## A run of records
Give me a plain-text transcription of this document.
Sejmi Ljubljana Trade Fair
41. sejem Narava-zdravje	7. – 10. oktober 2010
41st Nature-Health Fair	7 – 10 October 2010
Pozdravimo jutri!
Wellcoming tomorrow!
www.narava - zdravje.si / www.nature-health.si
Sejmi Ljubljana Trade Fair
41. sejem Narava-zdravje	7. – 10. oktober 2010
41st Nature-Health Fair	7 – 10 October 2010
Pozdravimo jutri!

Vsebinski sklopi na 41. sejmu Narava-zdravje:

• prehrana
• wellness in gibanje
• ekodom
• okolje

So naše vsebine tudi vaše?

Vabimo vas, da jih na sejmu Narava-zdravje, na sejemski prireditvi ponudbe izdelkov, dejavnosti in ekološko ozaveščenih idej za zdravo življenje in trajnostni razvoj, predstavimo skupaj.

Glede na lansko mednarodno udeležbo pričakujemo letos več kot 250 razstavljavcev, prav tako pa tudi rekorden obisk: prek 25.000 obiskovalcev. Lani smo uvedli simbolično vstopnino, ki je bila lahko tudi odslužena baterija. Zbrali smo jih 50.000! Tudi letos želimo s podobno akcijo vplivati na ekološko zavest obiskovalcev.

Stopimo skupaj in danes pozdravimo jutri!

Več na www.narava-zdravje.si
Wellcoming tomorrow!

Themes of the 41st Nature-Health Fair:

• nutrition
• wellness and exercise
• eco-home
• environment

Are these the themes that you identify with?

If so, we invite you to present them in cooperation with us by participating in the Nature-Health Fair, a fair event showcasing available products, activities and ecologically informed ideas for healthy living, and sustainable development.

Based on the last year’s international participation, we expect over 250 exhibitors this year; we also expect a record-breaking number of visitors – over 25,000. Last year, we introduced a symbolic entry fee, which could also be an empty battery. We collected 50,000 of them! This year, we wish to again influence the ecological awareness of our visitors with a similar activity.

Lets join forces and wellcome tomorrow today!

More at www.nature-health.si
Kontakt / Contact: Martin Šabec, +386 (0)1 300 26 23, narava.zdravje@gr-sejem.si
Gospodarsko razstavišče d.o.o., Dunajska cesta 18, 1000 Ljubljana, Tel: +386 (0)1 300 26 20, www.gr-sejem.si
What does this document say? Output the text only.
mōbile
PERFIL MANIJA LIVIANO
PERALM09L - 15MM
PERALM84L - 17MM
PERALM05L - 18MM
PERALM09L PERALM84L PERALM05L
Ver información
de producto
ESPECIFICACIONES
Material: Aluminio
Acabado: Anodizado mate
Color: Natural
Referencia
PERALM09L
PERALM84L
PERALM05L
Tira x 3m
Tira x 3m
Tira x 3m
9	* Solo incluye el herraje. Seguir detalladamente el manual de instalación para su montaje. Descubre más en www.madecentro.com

## Instruction
Print out every entry, keeping each one exact.

## Task result
Give me a plain-text transcription of this document.
Sejmi Ljubljana Trade Fair
41. sejem Narava-zdravje	7. – 10. oktober 2010
41st Nature-Health Fair	7 – 10 October 2010
Pozdravimo jutri!
Wellcoming tomorrow!
www.narava - zdravje.si / www.nature-health.si
Sejmi Ljubljana Trade Fair
41. sejem Narava-zdravje	7. – 10. oktober 2010
41st Nature-Health Fair	7 – 10 October 2010
Pozdravimo jutri!

Vsebinski sklopi na 41. sejmu Narava-zdravje:

• prehrana
• wellness in gibanje
• ekodom
• okolje

So naše vsebine tudi vaše?

Vabimo vas, da jih na sejmu Narava-zdravje, na sejemski prireditvi ponudbe izdelkov, dejavnosti in ekološko ozaveščenih idej za zdravo življenje in trajnostni razvoj, predstavimo skupaj.

Glede na lansko mednarodno udeležbo pričakujemo letos več kot 250 razstavljavcev, prav tako pa tudi rekorden obisk: prek 25.000 obiskovalcev. Lani smo uvedli simbolično vstopnino, ki je bila lahko tudi odslužena baterija. Zbrali smo jih 50.000! Tudi letos želimo s podobno akcijo vplivati na ekološko zavest obiskovalcev.

Stopimo skupaj in danes pozdravimo jutri!

Več na www.narava-zdravje.si
Wellcoming tomorrow!

Themes of the 41st Nature-Health Fair:

• nutrition
• wellness and exercise
• eco-home
• environment

Are these the themes that you identify with?

If so, we invite you to present them in cooperation with us by participating in the Nature-Health Fair, a fair event showcasing available products, activities and ecologically informed ideas for healthy living, and sustainable development.

Based on the last year’s international participation, we expect over 250 exhibitors this year; we also expect a record-breaking number of visitors – over 25,000. Last year, we introduced a symbolic entry fee, which could also be an empty battery. We collected 50,000 of them! This year, we wish to again influence the ecological awareness of our visitors with a similar activity.

Lets join forces and wellcome tomorrow today!

More at www.nature-health.si
Kontakt / Contact: Martin Šabec, +386 (0)1 300 26 23, narava.zdravje@gr-sejem.si
Gospodarsko razstavišče d.o.o., Dunajska cesta 18, 1000 Ljubljana, Tel: +386 (0)1 300 26 20, www.gr-sejem.si
What does this document say? Output the text only.
mōbile
PERFIL MANIJA LIVIANO
PERALM09L - 15MM
PERALM84L - 17MM
PERALM05L - 18MM
PERALM09L PERALM84L PERALM05L
Ver información
de producto
ESPECIFICACIONES
Material: Aluminio
Acabado: Anodizado mate
Color: Natural
Referencia
PERALM09L
PERALM84L
PERALM05L
Tira x 3m
Tira x 3m
Tira x 3m
9	* Solo incluye el herraje. Seguir detalladamente el manual de instalación para su montaje. Descubre más en www.madecentro.com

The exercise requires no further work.